Data records
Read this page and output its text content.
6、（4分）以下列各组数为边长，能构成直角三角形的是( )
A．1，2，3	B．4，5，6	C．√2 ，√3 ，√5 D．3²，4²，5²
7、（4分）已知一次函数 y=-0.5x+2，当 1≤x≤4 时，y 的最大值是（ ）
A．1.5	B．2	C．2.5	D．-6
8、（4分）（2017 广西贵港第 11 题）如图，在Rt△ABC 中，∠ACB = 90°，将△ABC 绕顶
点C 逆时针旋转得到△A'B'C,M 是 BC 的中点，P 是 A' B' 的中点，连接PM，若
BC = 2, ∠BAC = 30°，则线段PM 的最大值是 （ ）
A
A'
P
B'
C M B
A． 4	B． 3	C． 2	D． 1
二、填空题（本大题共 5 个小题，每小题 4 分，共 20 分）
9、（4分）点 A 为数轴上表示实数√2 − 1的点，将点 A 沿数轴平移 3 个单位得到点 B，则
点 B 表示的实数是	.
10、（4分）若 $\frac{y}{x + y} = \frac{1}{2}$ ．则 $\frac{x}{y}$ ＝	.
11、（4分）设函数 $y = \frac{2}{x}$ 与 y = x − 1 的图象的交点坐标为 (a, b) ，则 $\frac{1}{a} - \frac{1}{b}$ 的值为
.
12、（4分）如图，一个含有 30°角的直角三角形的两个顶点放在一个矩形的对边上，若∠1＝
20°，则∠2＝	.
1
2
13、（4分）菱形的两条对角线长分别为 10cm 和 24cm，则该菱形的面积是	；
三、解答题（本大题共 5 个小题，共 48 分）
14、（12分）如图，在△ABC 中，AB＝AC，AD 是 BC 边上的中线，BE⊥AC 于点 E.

◆ What is expected
Copy and report every line where the word "本大题共" is present.

◆ Exercise solution
二、填空题（本大题共 5 个小题，每小题 4 分，共 20 分）
三、解答题（本大题共 5 个小题，共 48 分）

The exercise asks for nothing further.